'''

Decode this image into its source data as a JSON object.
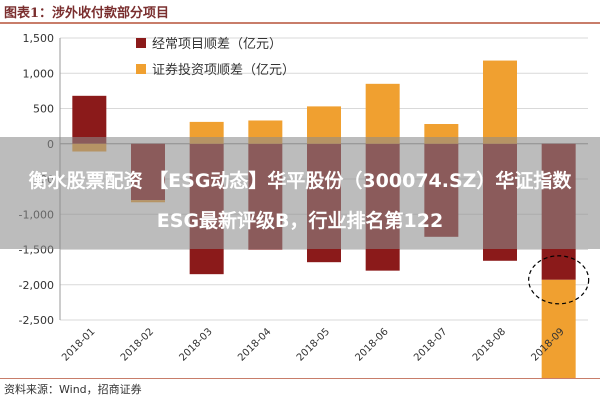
{
  "header": {
    "title": "图表1：涉外收付款部分项目"
  },
  "overlay": {
    "headline": "衡水股票配资 【ESG动态】华平股份（300074.SZ）华证指数ESG最新评级B，行业排名第122"
  },
  "footer": {
    "source": "资料来源：Wind，招商证券"
  },
  "colors": {
    "current_account": "#8b1a1a",
    "securities_investment": "#f0a030",
    "title": "#7a2e2e",
    "rule": "#c87d6a"
  },
  "chart_data": {
    "type": "bar",
    "categories": [
      "2018-01",
      "2018-02",
      "2018-03",
      "2018-04",
      "2018-05",
      "2018-06",
      "2018-07",
      "2018-08",
      "2018-09"
    ],
    "series": [
      {
        "name": "经常项目顺差（亿元）",
        "values": [
          680,
          -800,
          -1850,
          -1500,
          -1680,
          -1800,
          -1320,
          -1660,
          -1930
        ]
      },
      {
        "name": "证券投资项顺差（亿元）",
        "values": [
          -110,
          -30,
          310,
          330,
          530,
          850,
          280,
          1180,
          -1970
        ]
      }
    ],
    "xlabel": "",
    "ylabel": "",
    "ylim": [
      -2500,
      1500
    ],
    "yticks": [
      -2500,
      -2000,
      -1500,
      -1000,
      -500,
      0,
      500,
      1000,
      1500
    ],
    "ytick_labels": [
      "-2,500",
      "-2,000",
      "-1,500",
      "-1,000",
      "-500",
      "0",
      "500",
      "1,000",
      "1,500"
    ],
    "grid": true,
    "legend_position": "top-left",
    "annotation": "dashed circle around 2018-09"
  }
}
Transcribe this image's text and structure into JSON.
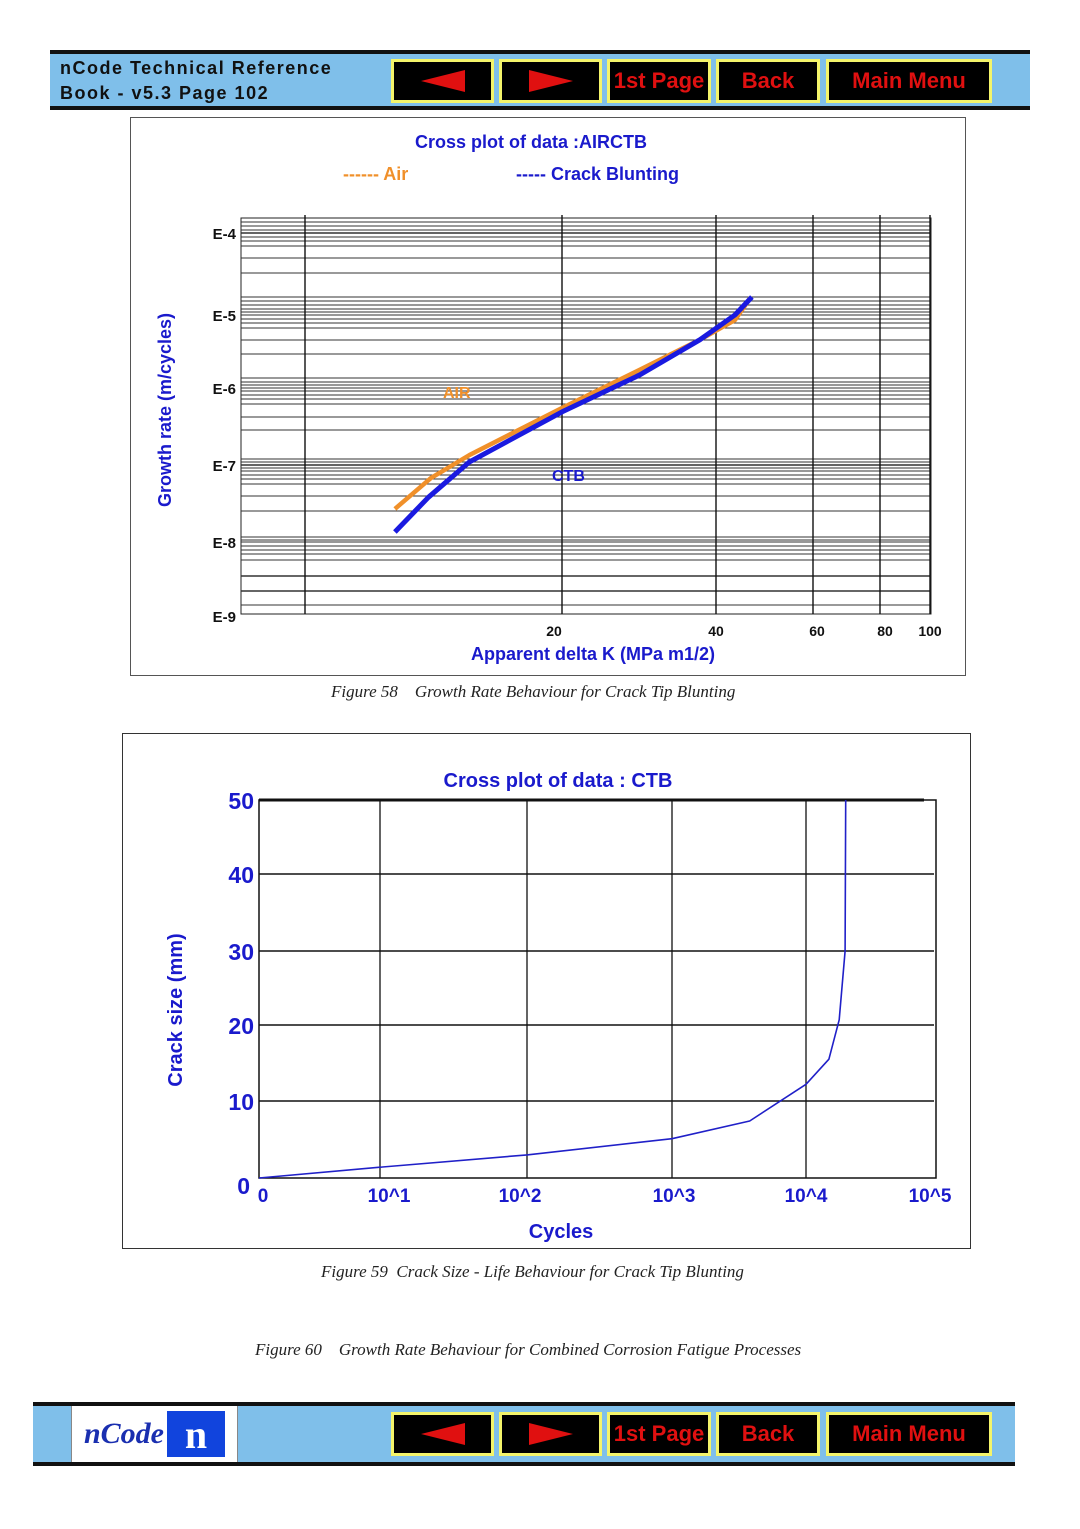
{
  "header": {
    "line1": "nCode Technical Reference",
    "line2": "Book - v5.3  Page 102"
  },
  "nav": {
    "prev": "previous-arrow",
    "next": "next-arrow",
    "first": "1st Page",
    "back": "Back",
    "menu": "Main Menu"
  },
  "footer": {
    "logo_text": "nCode",
    "logo_mark": "n"
  },
  "colors": {
    "nav_bg": "#000000",
    "nav_text": "#e01010",
    "nav_border": "#f4f46a",
    "bar": "#7fbfea",
    "chart_text": "#1a1acc",
    "air": "#f0902a",
    "ctb": "#1a1ae0"
  },
  "captions": {
    "fig58": "Figure 58    Growth Rate Behaviour for Crack Tip Blunting",
    "fig59": "Figure 59  Crack Size - Life Behaviour for Crack Tip Blunting",
    "fig60": "Figure 60    Growth Rate Behaviour for Combined Corrosion Fatigue Processes"
  },
  "chart_data": [
    {
      "type": "line",
      "title": "Cross plot of data :AIRCTB",
      "legend": [
        "------ Air",
        "----- Crack Blunting"
      ],
      "legend_placement": "top",
      "xlabel": "Apparent delta K (MPa m1/2)",
      "ylabel": "Growth rate (m/cycles)",
      "x_ticks": [
        "20",
        "40",
        "60",
        "80",
        "100"
      ],
      "y_ticks": [
        "E-4",
        "E-5",
        "E-6",
        "E-7",
        "E-8",
        "E-9"
      ],
      "annotations": [
        "AIR",
        "CTB"
      ],
      "grid": true,
      "series": [
        {
          "name": "Air",
          "x": [
            13.5,
            14.9,
            16.4,
            20,
            30.1,
            37.9,
            43.9,
            47.1
          ],
          "log10_y": [
            -7.57,
            -7.17,
            -6.87,
            -6.26,
            -5.75,
            -5.34,
            -5.07,
            -4.79
          ]
        },
        {
          "name": "Crack Blunting",
          "x": [
            13.5,
            14.8,
            16.4,
            20,
            30.1,
            37.9,
            43.9,
            47.4
          ],
          "log10_y": [
            -7.87,
            -7.42,
            -6.96,
            -6.31,
            -5.82,
            -5.34,
            -5.0,
            -4.78
          ]
        }
      ]
    },
    {
      "type": "line",
      "title": "Cross plot of data : CTB",
      "xlabel": "Cycles",
      "ylabel": "Crack size (mm)",
      "x_ticks": [
        "0",
        "10^1",
        "10^2",
        "10^3",
        "10^4",
        "10^5"
      ],
      "y_ticks": [
        "0",
        "10",
        "20",
        "30",
        "40",
        "50"
      ],
      "ylim": [
        0,
        50
      ],
      "grid": true,
      "series": [
        {
          "name": "CTB",
          "x": [
            1,
            10,
            100,
            1000,
            3800,
            10000,
            15000,
            18000,
            20000,
            20200
          ],
          "y": [
            0,
            1.4,
            3,
            5.1,
            7.4,
            12.2,
            15.5,
            20.7,
            30,
            50
          ]
        }
      ]
    }
  ]
}
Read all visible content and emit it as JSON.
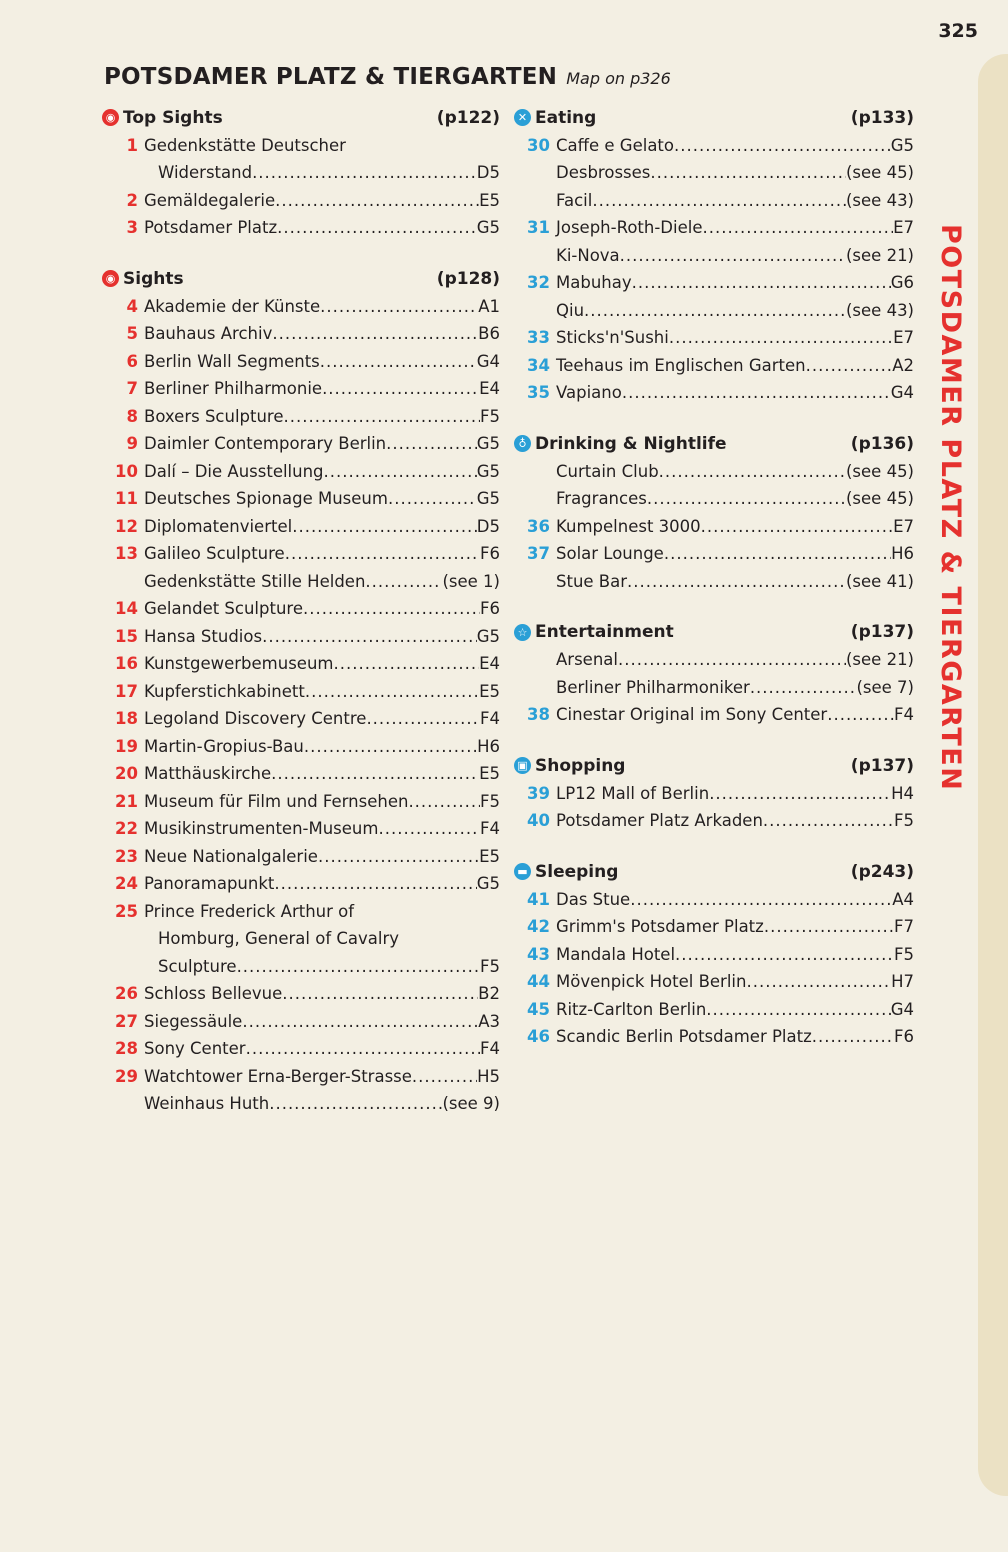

'''

■ **WORK TO BE COMPLETED**
Where a line of the material above holds the string "name", copy that line.

■ **EXERCISE OUTPUT**
        "name": "经常项目顺差（亿元）",
        "name": "证券投资项顺差（亿元）",
          "name": "Air",
          "name": "Crack Blunting",
          "name": "CTB",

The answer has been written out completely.